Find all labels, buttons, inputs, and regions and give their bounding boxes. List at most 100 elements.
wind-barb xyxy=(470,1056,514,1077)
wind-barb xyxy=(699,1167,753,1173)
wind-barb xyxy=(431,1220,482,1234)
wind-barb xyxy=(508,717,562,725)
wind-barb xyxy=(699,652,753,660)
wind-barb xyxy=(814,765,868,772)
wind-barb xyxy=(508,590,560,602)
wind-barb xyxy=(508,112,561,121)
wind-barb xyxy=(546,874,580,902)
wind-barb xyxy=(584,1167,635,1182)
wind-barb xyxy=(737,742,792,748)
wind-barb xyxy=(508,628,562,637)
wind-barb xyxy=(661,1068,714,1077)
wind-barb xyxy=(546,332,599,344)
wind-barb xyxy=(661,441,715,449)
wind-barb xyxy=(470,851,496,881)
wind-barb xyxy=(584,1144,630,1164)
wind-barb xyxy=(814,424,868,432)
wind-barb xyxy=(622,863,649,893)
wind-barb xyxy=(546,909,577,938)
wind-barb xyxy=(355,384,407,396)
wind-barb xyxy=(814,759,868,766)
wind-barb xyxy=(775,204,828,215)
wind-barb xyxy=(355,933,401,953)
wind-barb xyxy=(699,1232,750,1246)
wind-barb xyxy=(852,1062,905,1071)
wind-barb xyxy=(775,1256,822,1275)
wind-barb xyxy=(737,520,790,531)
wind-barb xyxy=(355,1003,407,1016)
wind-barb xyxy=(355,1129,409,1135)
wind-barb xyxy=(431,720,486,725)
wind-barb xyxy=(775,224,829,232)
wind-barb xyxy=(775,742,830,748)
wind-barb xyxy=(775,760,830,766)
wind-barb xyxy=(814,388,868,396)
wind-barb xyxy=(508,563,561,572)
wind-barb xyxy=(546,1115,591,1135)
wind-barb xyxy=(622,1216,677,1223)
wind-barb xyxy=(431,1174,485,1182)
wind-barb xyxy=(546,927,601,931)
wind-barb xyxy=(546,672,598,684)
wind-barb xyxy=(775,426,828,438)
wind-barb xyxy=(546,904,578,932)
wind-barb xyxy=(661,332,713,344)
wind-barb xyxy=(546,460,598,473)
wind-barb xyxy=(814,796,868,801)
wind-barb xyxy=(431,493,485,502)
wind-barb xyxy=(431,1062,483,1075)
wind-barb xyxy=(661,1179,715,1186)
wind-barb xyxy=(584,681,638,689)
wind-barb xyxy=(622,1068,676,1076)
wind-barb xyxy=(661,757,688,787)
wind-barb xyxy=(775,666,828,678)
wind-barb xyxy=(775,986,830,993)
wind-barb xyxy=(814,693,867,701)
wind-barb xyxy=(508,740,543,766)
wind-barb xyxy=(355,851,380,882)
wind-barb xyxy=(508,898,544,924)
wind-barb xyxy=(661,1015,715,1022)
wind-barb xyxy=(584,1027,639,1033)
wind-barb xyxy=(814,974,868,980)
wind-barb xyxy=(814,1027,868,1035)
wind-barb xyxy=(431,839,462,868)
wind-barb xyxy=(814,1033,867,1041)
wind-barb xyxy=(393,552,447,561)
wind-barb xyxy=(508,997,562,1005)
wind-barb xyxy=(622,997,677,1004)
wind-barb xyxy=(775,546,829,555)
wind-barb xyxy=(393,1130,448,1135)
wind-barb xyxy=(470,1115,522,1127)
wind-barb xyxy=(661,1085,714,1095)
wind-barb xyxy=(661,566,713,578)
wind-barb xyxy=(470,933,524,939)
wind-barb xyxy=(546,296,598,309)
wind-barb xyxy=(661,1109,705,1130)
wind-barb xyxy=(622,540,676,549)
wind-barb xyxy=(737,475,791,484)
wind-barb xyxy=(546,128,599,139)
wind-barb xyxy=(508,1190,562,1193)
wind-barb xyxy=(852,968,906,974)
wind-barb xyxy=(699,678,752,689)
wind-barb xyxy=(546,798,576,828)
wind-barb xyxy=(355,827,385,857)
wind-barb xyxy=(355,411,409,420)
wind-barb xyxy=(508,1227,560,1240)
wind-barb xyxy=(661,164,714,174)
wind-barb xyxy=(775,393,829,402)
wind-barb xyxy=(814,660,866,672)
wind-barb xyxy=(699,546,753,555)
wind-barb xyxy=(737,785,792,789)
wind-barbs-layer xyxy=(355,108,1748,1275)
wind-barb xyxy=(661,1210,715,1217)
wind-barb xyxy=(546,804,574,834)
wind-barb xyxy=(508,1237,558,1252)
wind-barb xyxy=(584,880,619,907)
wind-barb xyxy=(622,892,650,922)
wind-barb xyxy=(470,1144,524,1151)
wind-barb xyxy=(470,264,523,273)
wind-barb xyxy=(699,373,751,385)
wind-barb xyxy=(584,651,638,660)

> [Objective]: Reproduce every line of the records above word for word, in the same order, without dropping or changing anything.

> [Exercise answer]:
Find all labels, buttons, inputs, and regions and give their bounding boxes. List at most 100 elements.
wind-barb xyxy=(470,1056,514,1077)
wind-barb xyxy=(699,1167,753,1173)
wind-barb xyxy=(431,1220,482,1234)
wind-barb xyxy=(508,717,562,725)
wind-barb xyxy=(699,652,753,660)
wind-barb xyxy=(814,765,868,772)
wind-barb xyxy=(508,590,560,602)
wind-barb xyxy=(508,112,561,121)
wind-barb xyxy=(546,874,580,902)
wind-barb xyxy=(584,1167,635,1182)
wind-barb xyxy=(737,742,792,748)
wind-barb xyxy=(508,628,562,637)
wind-barb xyxy=(661,1068,714,1077)
wind-barb xyxy=(546,332,599,344)
wind-barb xyxy=(661,441,715,449)
wind-barb xyxy=(470,851,496,881)
wind-barb xyxy=(584,1144,630,1164)
wind-barb xyxy=(814,424,868,432)
wind-barb xyxy=(622,863,649,893)
wind-barb xyxy=(546,909,577,938)
wind-barb xyxy=(355,384,407,396)
wind-barb xyxy=(814,759,868,766)
wind-barb xyxy=(775,204,828,215)
wind-barb xyxy=(355,933,401,953)
wind-barb xyxy=(699,1232,750,1246)
wind-barb xyxy=(852,1062,905,1071)
wind-barb xyxy=(775,1256,822,1275)
wind-barb xyxy=(737,520,790,531)
wind-barb xyxy=(355,1003,407,1016)
wind-barb xyxy=(355,1129,409,1135)
wind-barb xyxy=(431,720,486,725)
wind-barb xyxy=(775,224,829,232)
wind-barb xyxy=(775,742,830,748)
wind-barb xyxy=(775,760,830,766)
wind-barb xyxy=(814,388,868,396)
wind-barb xyxy=(508,563,561,572)
wind-barb xyxy=(546,1115,591,1135)
wind-barb xyxy=(622,1216,677,1223)
wind-barb xyxy=(431,1174,485,1182)
wind-barb xyxy=(546,927,601,931)
wind-barb xyxy=(546,672,598,684)
wind-barb xyxy=(775,426,828,438)
wind-barb xyxy=(546,904,578,932)
wind-barb xyxy=(661,332,713,344)
wind-barb xyxy=(546,460,598,473)
wind-barb xyxy=(814,796,868,801)
wind-barb xyxy=(431,493,485,502)
wind-barb xyxy=(431,1062,483,1075)
wind-barb xyxy=(661,1179,715,1186)
wind-barb xyxy=(584,681,638,689)
wind-barb xyxy=(622,1068,676,1076)
wind-barb xyxy=(661,757,688,787)
wind-barb xyxy=(775,666,828,678)
wind-barb xyxy=(775,986,830,993)
wind-barb xyxy=(814,693,867,701)
wind-barb xyxy=(508,740,543,766)
wind-barb xyxy=(355,851,380,882)
wind-barb xyxy=(508,898,544,924)
wind-barb xyxy=(661,1015,715,1022)
wind-barb xyxy=(584,1027,639,1033)
wind-barb xyxy=(814,974,868,980)
wind-barb xyxy=(814,1027,868,1035)
wind-barb xyxy=(431,839,462,868)
wind-barb xyxy=(814,1033,867,1041)
wind-barb xyxy=(393,552,447,561)
wind-barb xyxy=(508,997,562,1005)
wind-barb xyxy=(622,997,677,1004)
wind-barb xyxy=(775,546,829,555)
wind-barb xyxy=(393,1130,448,1135)
wind-barb xyxy=(470,1115,522,1127)
wind-barb xyxy=(661,1085,714,1095)
wind-barb xyxy=(661,566,713,578)
wind-barb xyxy=(470,933,524,939)
wind-barb xyxy=(546,296,598,309)
wind-barb xyxy=(661,1109,705,1130)
wind-barb xyxy=(622,540,676,549)
wind-barb xyxy=(737,475,791,484)
wind-barb xyxy=(546,128,599,139)
wind-barb xyxy=(508,1190,562,1193)
wind-barb xyxy=(852,968,906,974)
wind-barb xyxy=(699,678,752,689)
wind-barb xyxy=(546,798,576,828)
wind-barb xyxy=(355,827,385,857)
wind-barb xyxy=(355,411,409,420)
wind-barb xyxy=(508,1227,560,1240)
wind-barb xyxy=(661,164,714,174)
wind-barb xyxy=(775,393,829,402)
wind-barb xyxy=(814,660,866,672)
wind-barb xyxy=(699,546,753,555)
wind-barb xyxy=(737,785,792,789)
wind-barbs-layer xyxy=(355,108,1748,1275)
wind-barb xyxy=(661,1210,715,1217)
wind-barb xyxy=(546,804,574,834)
wind-barb xyxy=(508,1237,558,1252)
wind-barb xyxy=(584,880,619,907)
wind-barb xyxy=(622,892,650,922)
wind-barb xyxy=(470,1144,524,1151)
wind-barb xyxy=(470,264,523,273)
wind-barb xyxy=(699,373,751,385)
wind-barb xyxy=(584,651,638,660)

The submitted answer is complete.